#### [WHAT IS ASKED]
Copy, from the entries below, each line in which the string "VALE" appears.

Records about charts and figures
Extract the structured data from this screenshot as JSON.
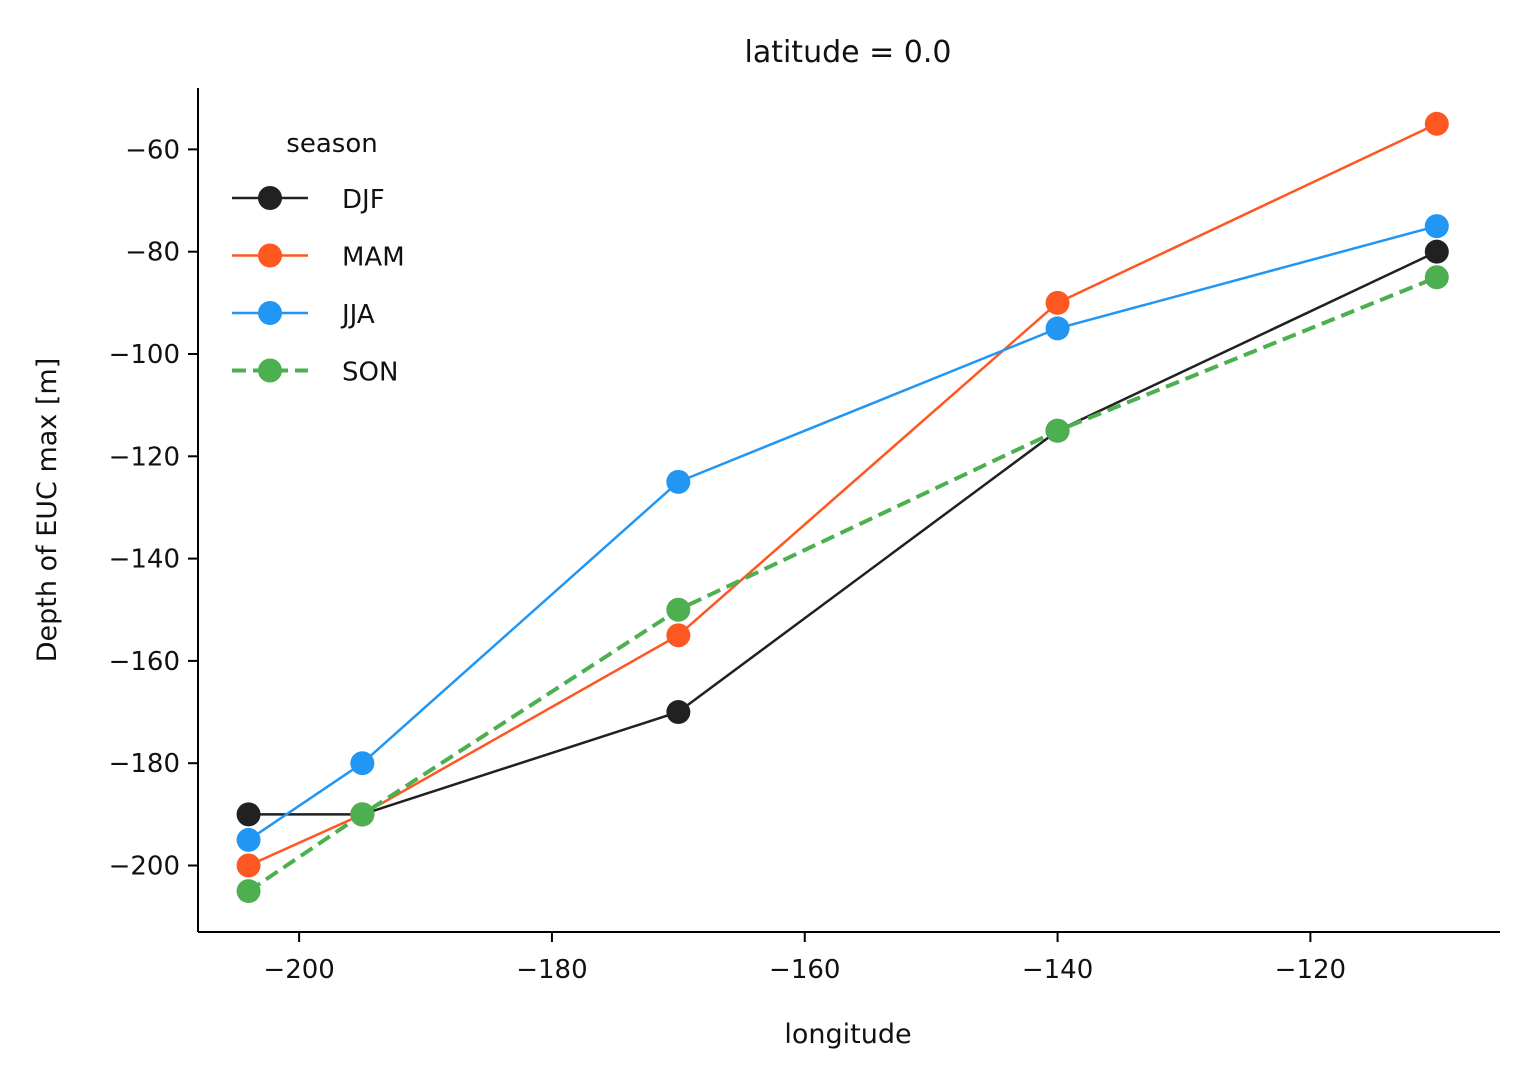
{
  "chart_data": {
    "type": "line",
    "title": "latitude = 0.0",
    "xlabel": "longitude",
    "ylabel": "Depth of EUC max [m]",
    "xlim": [
      -208,
      -105
    ],
    "ylim": [
      -213,
      -48
    ],
    "xticks": [
      -200,
      -180,
      -160,
      -140,
      -120
    ],
    "yticks": [
      -60,
      -80,
      -100,
      -120,
      -140,
      -160,
      -180,
      -200
    ],
    "x": [
      -204,
      -195,
      -170,
      -140,
      -110
    ],
    "grid": false,
    "legend": {
      "title": "season",
      "placement": "upper-left"
    },
    "series": [
      {
        "name": "DJF",
        "color": "#212121",
        "dashed": false,
        "values": [
          -190,
          -190,
          -170,
          -115,
          -80
        ]
      },
      {
        "name": "MAM",
        "color": "#ff5722",
        "dashed": false,
        "values": [
          -200,
          -190,
          -155,
          -90,
          -55
        ]
      },
      {
        "name": "JJA",
        "color": "#2196f3",
        "dashed": false,
        "values": [
          -195,
          -180,
          -125,
          -95,
          -75
        ]
      },
      {
        "name": "SON",
        "color": "#4caf50",
        "dashed": true,
        "values": [
          -205,
          -190,
          -150,
          -115,
          -85
        ]
      }
    ]
  }
}
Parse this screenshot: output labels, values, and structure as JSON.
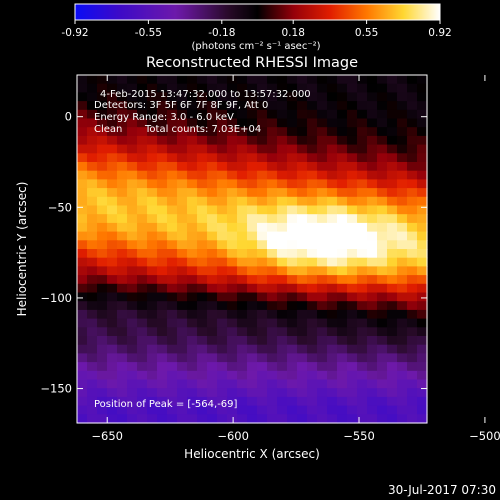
{
  "chart_data": {
    "type": "heatmap",
    "title": "Reconstructed RHESSI Image",
    "xlabel": "Heliocentric X (arcsec)",
    "ylabel": "Heliocentric Y (arcsec)",
    "xlim": [
      -662,
      -523
    ],
    "ylim": [
      -169,
      23
    ],
    "x_ticks": [
      -650,
      -600,
      -550,
      -500
    ],
    "y_ticks": [
      0,
      -50,
      -100,
      -150
    ],
    "colorbar": {
      "range": [
        -0.92,
        0.92
      ],
      "tick_values": [
        -0.92,
        -0.55,
        -0.18,
        0.18,
        0.55,
        0.92
      ],
      "tick_labels": [
        "-0.92",
        "-0.55",
        "-0.18",
        "0.18",
        "0.55",
        "0.92"
      ],
      "unit_label": "(photons cm⁻² s⁻¹ asec⁻²)"
    },
    "annotations": {
      "time_range": "4-Feb-2015 13:47:32.000 to 13:57:32.000",
      "detectors": "Detectors: 3F 5F 6F 7F 8F 9F, Att 0",
      "energy_range": "Energy Range: 3.0 - 6.0 keV",
      "method": "Clean",
      "total_counts": "Total counts: 7.03E+04",
      "peak": "Position of Peak = [-564,-69]"
    },
    "peak": {
      "x": -564,
      "y": -69,
      "value": 0.92
    },
    "bright_band": {
      "center_y_at_x_left": -48,
      "center_y_at_x_right": -70,
      "slope_note": "band center y shifts linearly across x"
    },
    "dark_lane_y": -105,
    "min_value": -0.92
  },
  "footer": {
    "timestamp": "30-Jul-2017 07:30"
  }
}
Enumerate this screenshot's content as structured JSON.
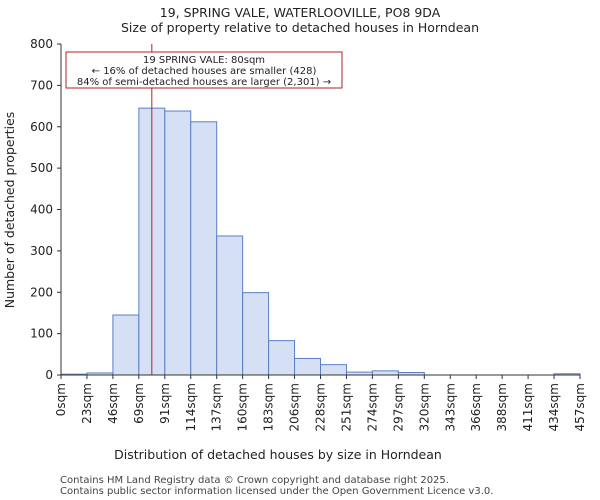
{
  "chart_data": {
    "type": "bar",
    "title": "19, SPRING VALE, WATERLOOVILLE, PO8 9DA",
    "subtitle": "Size of property relative to detached houses in Horndean",
    "xlabel": "Distribution of detached houses by size in Horndean",
    "ylabel": "Number of detached properties",
    "ylim": [
      0,
      800
    ],
    "yticks": [
      0,
      100,
      200,
      300,
      400,
      500,
      600,
      700,
      800
    ],
    "bin_edges": [
      0,
      23,
      46,
      69,
      91,
      114,
      137,
      160,
      183,
      206,
      228,
      251,
      274,
      297,
      320,
      343,
      366,
      388,
      411,
      434,
      457
    ],
    "xtick_labels": [
      "0sqm",
      "23sqm",
      "46sqm",
      "69sqm",
      "91sqm",
      "114sqm",
      "137sqm",
      "160sqm",
      "183sqm",
      "206sqm",
      "228sqm",
      "251sqm",
      "274sqm",
      "297sqm",
      "320sqm",
      "343sqm",
      "366sqm",
      "388sqm",
      "411sqm",
      "434sqm",
      "457sqm"
    ],
    "values": [
      2,
      5,
      145,
      645,
      638,
      612,
      336,
      199,
      83,
      40,
      25,
      7,
      10,
      6,
      0,
      0,
      0,
      0,
      0,
      3
    ],
    "bar_color": "#d6e0f5",
    "bar_edge_color": "#5b7fc2",
    "marker": {
      "value": 80,
      "color": "#b22222",
      "lines": [
        "19 SPRING VALE: 80sqm",
        "← 16% of detached houses are smaller (428)",
        "84% of semi-detached houses are larger (2,301) →"
      ]
    }
  },
  "footer": {
    "line1": "Contains HM Land Registry data © Crown copyright and database right 2025.",
    "line2": "Contains public sector information licensed under the Open Government Licence v3.0."
  }
}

#### [RESPONSE TO THIS EXERCISE]
    "title": "19, SPRING VALE, WATERLOOVILLE, PO8 9DA",
        "19 SPRING VALE: 80sqm",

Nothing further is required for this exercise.